**Set task:**
Transcribe the records that follow, preserving every word.

Data extracted from a collection
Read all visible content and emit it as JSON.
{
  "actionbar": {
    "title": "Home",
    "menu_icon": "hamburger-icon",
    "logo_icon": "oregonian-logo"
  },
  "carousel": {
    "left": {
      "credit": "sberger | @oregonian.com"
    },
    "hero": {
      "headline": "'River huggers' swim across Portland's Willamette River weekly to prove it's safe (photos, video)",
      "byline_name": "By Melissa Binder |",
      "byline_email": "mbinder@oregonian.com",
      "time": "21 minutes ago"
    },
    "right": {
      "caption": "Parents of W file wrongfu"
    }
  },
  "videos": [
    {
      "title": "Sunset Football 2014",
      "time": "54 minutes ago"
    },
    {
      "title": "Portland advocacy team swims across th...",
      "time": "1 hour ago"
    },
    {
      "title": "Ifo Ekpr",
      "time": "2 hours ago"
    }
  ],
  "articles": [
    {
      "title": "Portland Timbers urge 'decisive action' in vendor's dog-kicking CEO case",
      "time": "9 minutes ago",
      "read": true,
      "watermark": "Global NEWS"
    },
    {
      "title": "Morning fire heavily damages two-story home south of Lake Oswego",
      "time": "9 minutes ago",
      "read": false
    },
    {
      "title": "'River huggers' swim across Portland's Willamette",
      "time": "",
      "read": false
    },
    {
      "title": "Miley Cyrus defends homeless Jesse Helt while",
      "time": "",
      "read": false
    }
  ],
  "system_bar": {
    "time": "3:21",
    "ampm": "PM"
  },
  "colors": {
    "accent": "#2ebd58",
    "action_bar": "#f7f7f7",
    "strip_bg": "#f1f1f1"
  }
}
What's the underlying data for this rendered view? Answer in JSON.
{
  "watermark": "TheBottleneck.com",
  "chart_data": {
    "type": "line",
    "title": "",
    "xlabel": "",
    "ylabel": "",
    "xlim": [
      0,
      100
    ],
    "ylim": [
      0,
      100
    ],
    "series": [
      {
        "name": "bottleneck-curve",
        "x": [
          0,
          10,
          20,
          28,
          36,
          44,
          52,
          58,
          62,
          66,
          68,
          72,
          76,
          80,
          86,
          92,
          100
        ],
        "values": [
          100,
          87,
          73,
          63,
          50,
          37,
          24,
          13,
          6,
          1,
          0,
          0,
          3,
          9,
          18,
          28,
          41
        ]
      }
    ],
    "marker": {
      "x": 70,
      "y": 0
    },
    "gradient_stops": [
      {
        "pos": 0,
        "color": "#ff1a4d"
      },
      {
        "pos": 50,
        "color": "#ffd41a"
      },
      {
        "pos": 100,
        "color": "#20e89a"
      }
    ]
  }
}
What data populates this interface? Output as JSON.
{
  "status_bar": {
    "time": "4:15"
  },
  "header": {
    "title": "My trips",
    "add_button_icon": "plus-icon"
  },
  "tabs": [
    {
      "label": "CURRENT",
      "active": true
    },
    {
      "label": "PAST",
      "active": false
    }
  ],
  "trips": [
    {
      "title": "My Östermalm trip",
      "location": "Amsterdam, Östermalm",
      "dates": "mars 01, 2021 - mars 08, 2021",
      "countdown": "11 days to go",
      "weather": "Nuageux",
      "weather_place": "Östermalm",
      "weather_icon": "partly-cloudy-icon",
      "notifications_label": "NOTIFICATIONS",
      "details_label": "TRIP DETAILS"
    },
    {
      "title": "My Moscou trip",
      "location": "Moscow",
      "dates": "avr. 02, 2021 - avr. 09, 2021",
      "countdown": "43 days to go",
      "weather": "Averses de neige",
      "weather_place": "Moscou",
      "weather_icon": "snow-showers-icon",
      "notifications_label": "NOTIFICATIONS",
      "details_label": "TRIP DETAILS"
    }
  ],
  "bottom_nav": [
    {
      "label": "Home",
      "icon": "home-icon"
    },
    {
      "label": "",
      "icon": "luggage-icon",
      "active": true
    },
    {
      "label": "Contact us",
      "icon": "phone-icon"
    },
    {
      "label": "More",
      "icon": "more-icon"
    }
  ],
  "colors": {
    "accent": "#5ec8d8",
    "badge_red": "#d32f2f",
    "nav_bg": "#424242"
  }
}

**Result of this exercise:**
Read all visible content and emit it as JSON.
{
  "actionbar": {
    "title": "Home",
    "menu_icon": "hamburger-icon",
    "logo_icon": "oregonian-logo"
  },
  "carousel": {
    "left": {
      "credit": "sberger | @oregonian.com"
    },
    "hero": {
      "headline": "'River huggers' swim across Portland's Willamette River weekly to prove it's safe (photos, video)",
      "byline_name": "By Melissa Binder |",
      "byline_email": "mbinder@oregonian.com",
      "time": "21 minutes ago"
    },
    "right": {
      "caption": "Parents of W file wrongfu"
    }
  },
  "videos": [
    {
      "title": "Sunset Football 2014",
      "time": "54 minutes ago"
    },
    {
      "title": "Portland advocacy team swims across th...",
      "time": "1 hour ago"
    },
    {
      "title": "Ifo Ekpr",
      "time": "2 hours ago"
    }
  ],
  "articles": [
    {
      "title": "Portland Timbers urge 'decisive action' in vendor's dog-kicking CEO case",
      "time": "9 minutes ago",
      "read": true,
      "watermark": "Global NEWS"
    },
    {
      "title": "Morning fire heavily damages two-story home south of Lake Oswego",
      "time": "9 minutes ago",
      "read": false
    },
    {
      "title": "'River huggers' swim across Portland's Willamette",
      "time": "",
      "read": false
    },
    {
      "title": "Miley Cyrus defends homeless Jesse Helt while",
      "time": "",
      "read": false
    }
  ],
  "system_bar": {
    "time": "3:21",
    "ampm": "PM"
  },
  "colors": {
    "accent": "#2ebd58",
    "action_bar": "#f7f7f7",
    "strip_bg": "#f1f1f1"
  }
}
What's the underlying data for this rendered view? Answer in JSON.
{
  "watermark": "TheBottleneck.com",
  "chart_data": {
    "type": "line",
    "title": "",
    "xlabel": "",
    "ylabel": "",
    "xlim": [
      0,
      100
    ],
    "ylim": [
      0,
      100
    ],
    "series": [
      {
        "name": "bottleneck-curve",
        "x": [
          0,
          10,
          20,
          28,
          36,
          44,
          52,
          58,
          62,
          66,
          68,
          72,
          76,
          80,
          86,
          92,
          100
        ],
        "values": [
          100,
          87,
          73,
          63,
          50,
          37,
          24,
          13,
          6,
          1,
          0,
          0,
          3,
          9,
          18,
          28,
          41
        ]
      }
    ],
    "marker": {
      "x": 70,
      "y": 0
    },
    "gradient_stops": [
      {
        "pos": 0,
        "color": "#ff1a4d"
      },
      {
        "pos": 50,
        "color": "#ffd41a"
      },
      {
        "pos": 100,
        "color": "#20e89a"
      }
    ]
  }
}
What data populates this interface? Output as JSON.
{
  "status_bar": {
    "time": "4:15"
  },
  "header": {
    "title": "My trips",
    "add_button_icon": "plus-icon"
  },
  "tabs": [
    {
      "label": "CURRENT",
      "active": true
    },
    {
      "label": "PAST",
      "active": false
    }
  ],
  "trips": [
    {
      "title": "My Östermalm trip",
      "location": "Amsterdam, Östermalm",
      "dates": "mars 01, 2021 - mars 08, 2021",
      "countdown": "11 days to go",
      "weather": "Nuageux",
      "weather_place": "Östermalm",
      "weather_icon": "partly-cloudy-icon",
      "notifications_label": "NOTIFICATIONS",
      "details_label": "TRIP DETAILS"
    },
    {
      "title": "My Moscou trip",
      "location": "Moscow",
      "dates": "avr. 02, 2021 - avr. 09, 2021",
      "countdown": "43 days to go",
      "weather": "Averses de neige",
      "weather_place": "Moscou",
      "weather_icon": "snow-showers-icon",
      "notifications_label": "NOTIFICATIONS",
      "details_label": "TRIP DETAILS"
    }
  ],
  "bottom_nav": [
    {
      "label": "Home",
      "icon": "home-icon"
    },
    {
      "label": "",
      "icon": "luggage-icon",
      "active": true
    },
    {
      "label": "Contact us",
      "icon": "phone-icon"
    },
    {
      "label": "More",
      "icon": "more-icon"
    }
  ],
  "colors": {
    "accent": "#5ec8d8",
    "badge_red": "#d32f2f",
    "nav_bg": "#424242"
  }
}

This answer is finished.